What is asked: Using the listing below, extract each line that has the word "this" in it.
>>>
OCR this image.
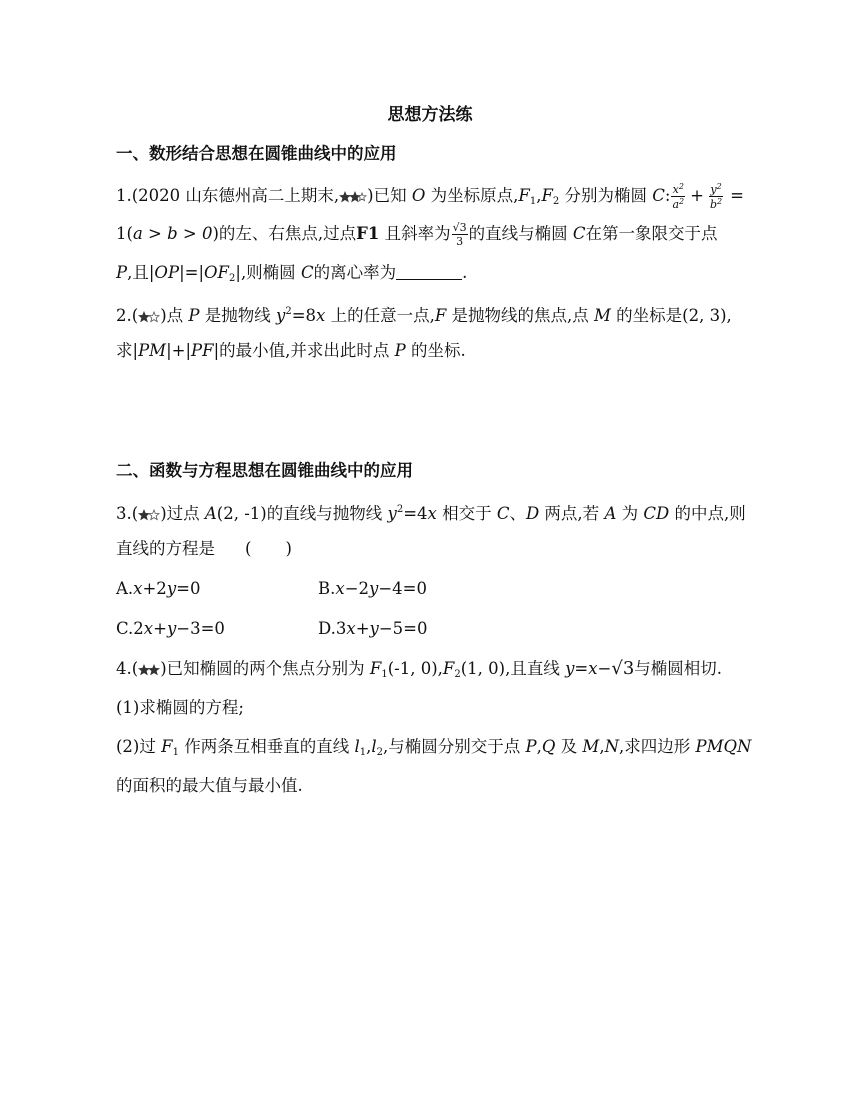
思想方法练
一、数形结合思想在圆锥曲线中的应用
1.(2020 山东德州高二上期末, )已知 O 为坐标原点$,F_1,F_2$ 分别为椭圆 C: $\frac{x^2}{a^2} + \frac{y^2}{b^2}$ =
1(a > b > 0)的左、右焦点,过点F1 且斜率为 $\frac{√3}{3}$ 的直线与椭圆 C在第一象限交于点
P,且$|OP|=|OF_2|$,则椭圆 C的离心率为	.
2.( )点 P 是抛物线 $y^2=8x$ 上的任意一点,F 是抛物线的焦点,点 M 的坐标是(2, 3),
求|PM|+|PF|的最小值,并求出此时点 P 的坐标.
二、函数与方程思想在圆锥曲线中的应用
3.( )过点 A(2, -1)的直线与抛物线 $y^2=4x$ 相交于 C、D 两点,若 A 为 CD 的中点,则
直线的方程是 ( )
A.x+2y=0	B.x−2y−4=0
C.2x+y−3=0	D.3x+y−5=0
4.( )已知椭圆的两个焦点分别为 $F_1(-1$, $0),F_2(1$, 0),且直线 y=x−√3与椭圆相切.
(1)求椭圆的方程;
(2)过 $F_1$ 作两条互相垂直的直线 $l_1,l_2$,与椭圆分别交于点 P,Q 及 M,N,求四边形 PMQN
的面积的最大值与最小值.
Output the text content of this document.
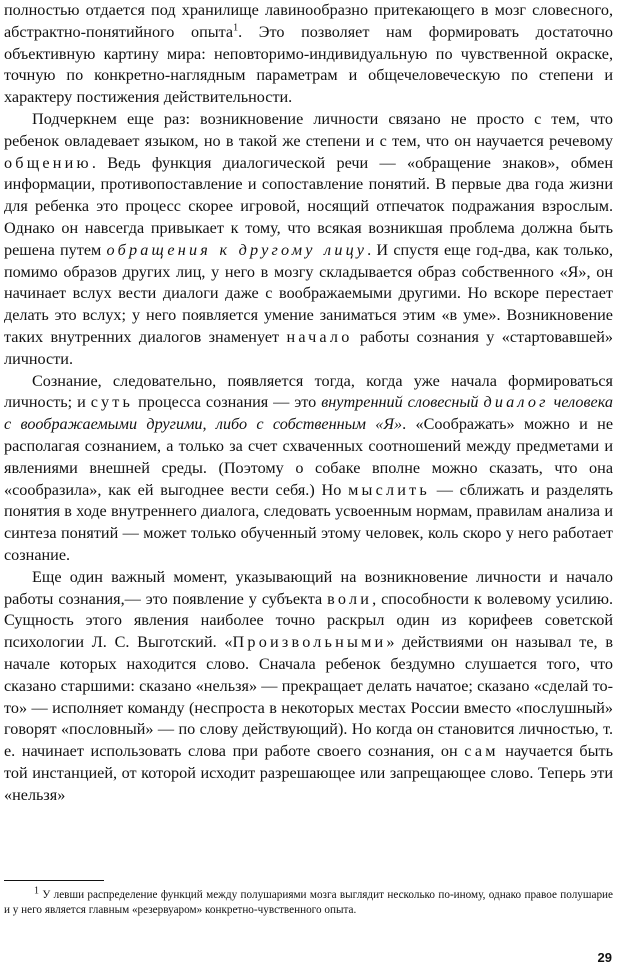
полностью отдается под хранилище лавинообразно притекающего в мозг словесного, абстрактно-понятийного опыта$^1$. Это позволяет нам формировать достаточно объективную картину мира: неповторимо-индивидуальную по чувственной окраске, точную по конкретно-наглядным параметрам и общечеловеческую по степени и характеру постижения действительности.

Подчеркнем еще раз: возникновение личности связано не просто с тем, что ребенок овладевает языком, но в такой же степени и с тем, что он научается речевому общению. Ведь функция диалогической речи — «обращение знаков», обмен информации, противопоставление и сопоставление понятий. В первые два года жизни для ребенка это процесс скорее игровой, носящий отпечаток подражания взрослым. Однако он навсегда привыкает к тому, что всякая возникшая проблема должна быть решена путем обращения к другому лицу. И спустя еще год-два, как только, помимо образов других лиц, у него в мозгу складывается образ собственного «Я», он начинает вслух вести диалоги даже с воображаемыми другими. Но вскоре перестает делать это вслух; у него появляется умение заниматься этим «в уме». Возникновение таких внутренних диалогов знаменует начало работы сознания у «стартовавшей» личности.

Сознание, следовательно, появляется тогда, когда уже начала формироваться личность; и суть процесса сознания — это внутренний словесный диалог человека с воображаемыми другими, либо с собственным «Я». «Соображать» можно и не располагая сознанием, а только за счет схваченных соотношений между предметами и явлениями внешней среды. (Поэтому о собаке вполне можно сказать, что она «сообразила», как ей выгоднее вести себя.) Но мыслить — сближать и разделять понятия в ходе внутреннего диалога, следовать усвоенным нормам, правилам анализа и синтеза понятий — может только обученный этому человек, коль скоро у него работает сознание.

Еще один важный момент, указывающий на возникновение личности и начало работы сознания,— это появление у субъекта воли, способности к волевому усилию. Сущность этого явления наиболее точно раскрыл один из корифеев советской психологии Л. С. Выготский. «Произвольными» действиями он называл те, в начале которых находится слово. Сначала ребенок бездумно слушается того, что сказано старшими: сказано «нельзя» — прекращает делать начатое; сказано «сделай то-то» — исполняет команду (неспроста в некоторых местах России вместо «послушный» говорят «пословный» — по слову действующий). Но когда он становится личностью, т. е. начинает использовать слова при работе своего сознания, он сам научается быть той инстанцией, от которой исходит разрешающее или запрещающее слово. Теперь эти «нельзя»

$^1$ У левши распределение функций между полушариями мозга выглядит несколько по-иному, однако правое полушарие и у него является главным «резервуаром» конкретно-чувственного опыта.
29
<<<
>>>
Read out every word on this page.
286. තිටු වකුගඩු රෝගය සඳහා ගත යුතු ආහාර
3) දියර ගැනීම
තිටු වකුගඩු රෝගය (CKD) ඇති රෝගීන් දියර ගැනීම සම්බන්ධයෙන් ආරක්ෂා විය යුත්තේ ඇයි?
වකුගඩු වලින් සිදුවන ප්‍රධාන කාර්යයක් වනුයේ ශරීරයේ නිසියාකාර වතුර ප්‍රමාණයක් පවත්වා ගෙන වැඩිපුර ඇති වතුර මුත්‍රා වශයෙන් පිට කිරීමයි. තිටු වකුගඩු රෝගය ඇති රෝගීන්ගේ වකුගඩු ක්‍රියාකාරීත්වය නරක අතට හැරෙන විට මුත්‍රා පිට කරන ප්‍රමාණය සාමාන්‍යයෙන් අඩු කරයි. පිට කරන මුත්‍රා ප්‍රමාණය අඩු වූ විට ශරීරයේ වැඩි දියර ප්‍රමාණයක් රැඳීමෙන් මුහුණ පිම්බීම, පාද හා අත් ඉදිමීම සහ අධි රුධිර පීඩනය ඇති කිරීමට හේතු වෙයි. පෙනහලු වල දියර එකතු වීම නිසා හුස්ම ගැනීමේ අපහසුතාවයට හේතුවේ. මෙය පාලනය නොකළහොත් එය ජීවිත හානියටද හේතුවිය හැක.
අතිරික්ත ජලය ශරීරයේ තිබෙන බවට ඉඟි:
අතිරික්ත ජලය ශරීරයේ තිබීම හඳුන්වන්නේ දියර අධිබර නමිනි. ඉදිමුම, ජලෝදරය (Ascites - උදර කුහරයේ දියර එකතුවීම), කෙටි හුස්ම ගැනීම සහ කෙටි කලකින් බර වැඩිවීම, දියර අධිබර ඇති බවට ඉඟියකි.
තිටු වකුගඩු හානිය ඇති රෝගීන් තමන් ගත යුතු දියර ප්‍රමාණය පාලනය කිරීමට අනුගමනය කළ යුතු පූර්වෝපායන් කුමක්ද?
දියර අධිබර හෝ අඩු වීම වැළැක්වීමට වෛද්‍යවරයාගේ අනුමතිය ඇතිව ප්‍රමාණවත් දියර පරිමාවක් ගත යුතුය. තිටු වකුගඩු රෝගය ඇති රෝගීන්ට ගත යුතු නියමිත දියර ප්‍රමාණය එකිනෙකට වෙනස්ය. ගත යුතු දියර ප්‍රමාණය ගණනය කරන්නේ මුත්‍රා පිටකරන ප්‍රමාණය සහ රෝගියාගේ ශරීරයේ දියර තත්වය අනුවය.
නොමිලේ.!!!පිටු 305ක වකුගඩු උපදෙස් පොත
<<<
Exercise output:
OCR this image.
Output the text content of this document.
Read out every word on this page.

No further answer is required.